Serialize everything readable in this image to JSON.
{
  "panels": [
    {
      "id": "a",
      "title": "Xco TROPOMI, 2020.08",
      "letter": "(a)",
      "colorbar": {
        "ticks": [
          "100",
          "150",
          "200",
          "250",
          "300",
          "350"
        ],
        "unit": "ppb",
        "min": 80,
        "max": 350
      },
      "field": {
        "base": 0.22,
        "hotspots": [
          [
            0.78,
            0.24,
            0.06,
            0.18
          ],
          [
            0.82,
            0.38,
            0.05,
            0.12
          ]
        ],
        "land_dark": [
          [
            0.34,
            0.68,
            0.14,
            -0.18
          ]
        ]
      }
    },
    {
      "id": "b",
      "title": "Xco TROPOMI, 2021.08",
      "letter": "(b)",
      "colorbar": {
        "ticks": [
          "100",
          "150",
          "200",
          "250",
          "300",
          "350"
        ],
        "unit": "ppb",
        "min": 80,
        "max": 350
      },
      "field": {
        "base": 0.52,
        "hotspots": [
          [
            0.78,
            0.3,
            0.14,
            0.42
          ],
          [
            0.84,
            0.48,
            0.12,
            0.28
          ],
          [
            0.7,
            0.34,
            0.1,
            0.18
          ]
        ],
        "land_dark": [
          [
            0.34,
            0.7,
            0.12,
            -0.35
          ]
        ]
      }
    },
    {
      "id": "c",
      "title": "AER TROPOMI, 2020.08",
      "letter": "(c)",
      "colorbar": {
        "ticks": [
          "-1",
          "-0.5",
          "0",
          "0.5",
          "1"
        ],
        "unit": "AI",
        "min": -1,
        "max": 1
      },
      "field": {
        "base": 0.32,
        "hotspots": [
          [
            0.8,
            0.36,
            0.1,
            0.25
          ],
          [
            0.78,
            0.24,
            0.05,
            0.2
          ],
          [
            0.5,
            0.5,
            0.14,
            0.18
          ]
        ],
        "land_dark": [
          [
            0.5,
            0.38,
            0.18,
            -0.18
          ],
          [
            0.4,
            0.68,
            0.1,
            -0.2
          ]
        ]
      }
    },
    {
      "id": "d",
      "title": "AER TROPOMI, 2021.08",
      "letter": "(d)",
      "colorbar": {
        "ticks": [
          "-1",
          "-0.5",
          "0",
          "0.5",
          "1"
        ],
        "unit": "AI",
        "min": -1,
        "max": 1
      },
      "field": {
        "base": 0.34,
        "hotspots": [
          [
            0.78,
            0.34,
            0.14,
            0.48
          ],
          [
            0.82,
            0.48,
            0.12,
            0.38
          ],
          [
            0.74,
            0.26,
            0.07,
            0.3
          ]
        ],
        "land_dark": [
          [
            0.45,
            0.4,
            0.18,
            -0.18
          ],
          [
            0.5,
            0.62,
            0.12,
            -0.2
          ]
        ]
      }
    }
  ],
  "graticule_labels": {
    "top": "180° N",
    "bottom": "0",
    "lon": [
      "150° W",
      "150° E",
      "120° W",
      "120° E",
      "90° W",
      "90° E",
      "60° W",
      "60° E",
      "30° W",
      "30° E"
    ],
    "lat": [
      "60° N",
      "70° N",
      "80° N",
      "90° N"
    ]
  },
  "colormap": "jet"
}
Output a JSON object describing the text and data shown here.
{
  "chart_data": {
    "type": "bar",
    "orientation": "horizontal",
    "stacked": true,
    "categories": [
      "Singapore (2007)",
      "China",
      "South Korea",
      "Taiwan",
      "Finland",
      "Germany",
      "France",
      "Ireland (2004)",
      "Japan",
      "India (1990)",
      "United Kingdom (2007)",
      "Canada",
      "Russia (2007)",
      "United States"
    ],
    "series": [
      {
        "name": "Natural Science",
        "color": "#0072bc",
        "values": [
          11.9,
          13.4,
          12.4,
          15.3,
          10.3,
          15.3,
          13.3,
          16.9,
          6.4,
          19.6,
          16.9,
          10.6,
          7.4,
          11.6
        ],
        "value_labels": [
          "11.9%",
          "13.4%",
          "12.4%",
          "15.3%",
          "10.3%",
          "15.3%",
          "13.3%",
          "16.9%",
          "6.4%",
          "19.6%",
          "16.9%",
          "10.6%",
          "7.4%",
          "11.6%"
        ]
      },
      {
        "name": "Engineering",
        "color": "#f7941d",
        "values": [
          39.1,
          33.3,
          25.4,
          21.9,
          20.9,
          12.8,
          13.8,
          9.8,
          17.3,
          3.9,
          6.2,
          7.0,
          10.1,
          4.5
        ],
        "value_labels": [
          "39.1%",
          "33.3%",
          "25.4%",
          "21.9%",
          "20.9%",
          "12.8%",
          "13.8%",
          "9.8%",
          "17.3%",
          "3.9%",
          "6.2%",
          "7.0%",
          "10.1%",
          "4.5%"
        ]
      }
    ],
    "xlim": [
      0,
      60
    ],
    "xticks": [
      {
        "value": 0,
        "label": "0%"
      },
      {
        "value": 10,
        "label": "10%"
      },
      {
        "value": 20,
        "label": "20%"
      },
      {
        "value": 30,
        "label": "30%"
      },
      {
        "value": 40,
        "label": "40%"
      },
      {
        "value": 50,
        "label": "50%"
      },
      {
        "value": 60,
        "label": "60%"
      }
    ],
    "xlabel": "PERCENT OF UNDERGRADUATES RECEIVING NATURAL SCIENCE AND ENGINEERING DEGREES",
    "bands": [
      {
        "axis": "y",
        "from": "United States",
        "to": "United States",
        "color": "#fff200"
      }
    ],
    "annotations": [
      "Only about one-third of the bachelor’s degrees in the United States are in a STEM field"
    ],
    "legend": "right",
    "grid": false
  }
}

# # # # #

**DIRECTIVE:**
Make an exact copy of the material above.

**EXERCISE SOLUTION:**
Serialize everything readable in this image to JSON.
{
  "panels": [
    {
      "id": "a",
      "title": "Xco TROPOMI, 2020.08",
      "letter": "(a)",
      "colorbar": {
        "ticks": [
          "100",
          "150",
          "200",
          "250",
          "300",
          "350"
        ],
        "unit": "ppb",
        "min": 80,
        "max": 350
      },
      "field": {
        "base": 0.22,
        "hotspots": [
          [
            0.78,
            0.24,
            0.06,
            0.18
          ],
          [
            0.82,
            0.38,
            0.05,
            0.12
          ]
        ],
        "land_dark": [
          [
            0.34,
            0.68,
            0.14,
            -0.18
          ]
        ]
      }
    },
    {
      "id": "b",
      "title": "Xco TROPOMI, 2021.08",
      "letter": "(b)",
      "colorbar": {
        "ticks": [
          "100",
          "150",
          "200",
          "250",
          "300",
          "350"
        ],
        "unit": "ppb",
        "min": 80,
        "max": 350
      },
      "field": {
        "base": 0.52,
        "hotspots": [
          [
            0.78,
            0.3,
            0.14,
            0.42
          ],
          [
            0.84,
            0.48,
            0.12,
            0.28
          ],
          [
            0.7,
            0.34,
            0.1,
            0.18
          ]
        ],
        "land_dark": [
          [
            0.34,
            0.7,
            0.12,
            -0.35
          ]
        ]
      }
    },
    {
      "id": "c",
      "title": "AER TROPOMI, 2020.08",
      "letter": "(c)",
      "colorbar": {
        "ticks": [
          "-1",
          "-0.5",
          "0",
          "0.5",
          "1"
        ],
        "unit": "AI",
        "min": -1,
        "max": 1
      },
      "field": {
        "base": 0.32,
        "hotspots": [
          [
            0.8,
            0.36,
            0.1,
            0.25
          ],
          [
            0.78,
            0.24,
            0.05,
            0.2
          ],
          [
            0.5,
            0.5,
            0.14,
            0.18
          ]
        ],
        "land_dark": [
          [
            0.5,
            0.38,
            0.18,
            -0.18
          ],
          [
            0.4,
            0.68,
            0.1,
            -0.2
          ]
        ]
      }
    },
    {
      "id": "d",
      "title": "AER TROPOMI, 2021.08",
      "letter": "(d)",
      "colorbar": {
        "ticks": [
          "-1",
          "-0.5",
          "0",
          "0.5",
          "1"
        ],
        "unit": "AI",
        "min": -1,
        "max": 1
      },
      "field": {
        "base": 0.34,
        "hotspots": [
          [
            0.78,
            0.34,
            0.14,
            0.48
          ],
          [
            0.82,
            0.48,
            0.12,
            0.38
          ],
          [
            0.74,
            0.26,
            0.07,
            0.3
          ]
        ],
        "land_dark": [
          [
            0.45,
            0.4,
            0.18,
            -0.18
          ],
          [
            0.5,
            0.62,
            0.12,
            -0.2
          ]
        ]
      }
    }
  ],
  "graticule_labels": {
    "top": "180° N",
    "bottom": "0",
    "lon": [
      "150° W",
      "150° E",
      "120° W",
      "120° E",
      "90° W",
      "90° E",
      "60° W",
      "60° E",
      "30° W",
      "30° E"
    ],
    "lat": [
      "60° N",
      "70° N",
      "80° N",
      "90° N"
    ]
  },
  "colormap": "jet"
}
Output a JSON object describing the text and data shown here.
{
  "chart_data": {
    "type": "bar",
    "orientation": "horizontal",
    "stacked": true,
    "categories": [
      "Singapore (2007)",
      "China",
      "South Korea",
      "Taiwan",
      "Finland",
      "Germany",
      "France",
      "Ireland (2004)",
      "Japan",
      "India (1990)",
      "United Kingdom (2007)",
      "Canada",
      "Russia (2007)",
      "United States"
    ],
    "series": [
      {
        "name": "Natural Science",
        "color": "#0072bc",
        "values": [
          11.9,
          13.4,
          12.4,
          15.3,
          10.3,
          15.3,
          13.3,
          16.9,
          6.4,
          19.6,
          16.9,
          10.6,
          7.4,
          11.6
        ],
        "value_labels": [
          "11.9%",
          "13.4%",
          "12.4%",
          "15.3%",
          "10.3%",
          "15.3%",
          "13.3%",
          "16.9%",
          "6.4%",
          "19.6%",
          "16.9%",
          "10.6%",
          "7.4%",
          "11.6%"
        ]
      },
      {
        "name": "Engineering",
        "color": "#f7941d",
        "values": [
          39.1,
          33.3,
          25.4,
          21.9,
          20.9,
          12.8,
          13.8,
          9.8,
          17.3,
          3.9,
          6.2,
          7.0,
          10.1,
          4.5
        ],
        "value_labels": [
          "39.1%",
          "33.3%",
          "25.4%",
          "21.9%",
          "20.9%",
          "12.8%",
          "13.8%",
          "9.8%",
          "17.3%",
          "3.9%",
          "6.2%",
          "7.0%",
          "10.1%",
          "4.5%"
        ]
      }
    ],
    "xlim": [
      0,
      60
    ],
    "xticks": [
      {
        "value": 0,
        "label": "0%"
      },
      {
        "value": 10,
        "label": "10%"
      },
      {
        "value": 20,
        "label": "20%"
      },
      {
        "value": 30,
        "label": "30%"
      },
      {
        "value": 40,
        "label": "40%"
      },
      {
        "value": 50,
        "label": "50%"
      },
      {
        "value": 60,
        "label": "60%"
      }
    ],
    "xlabel": "PERCENT OF UNDERGRADUATES RECEIVING NATURAL SCIENCE AND ENGINEERING DEGREES",
    "bands": [
      {
        "axis": "y",
        "from": "United States",
        "to": "United States",
        "color": "#fff200"
      }
    ],
    "annotations": [
      "Only about one-third of the bachelor’s degrees in the United States are in a STEM field"
    ],
    "legend": "right",
    "grid": false
  }
}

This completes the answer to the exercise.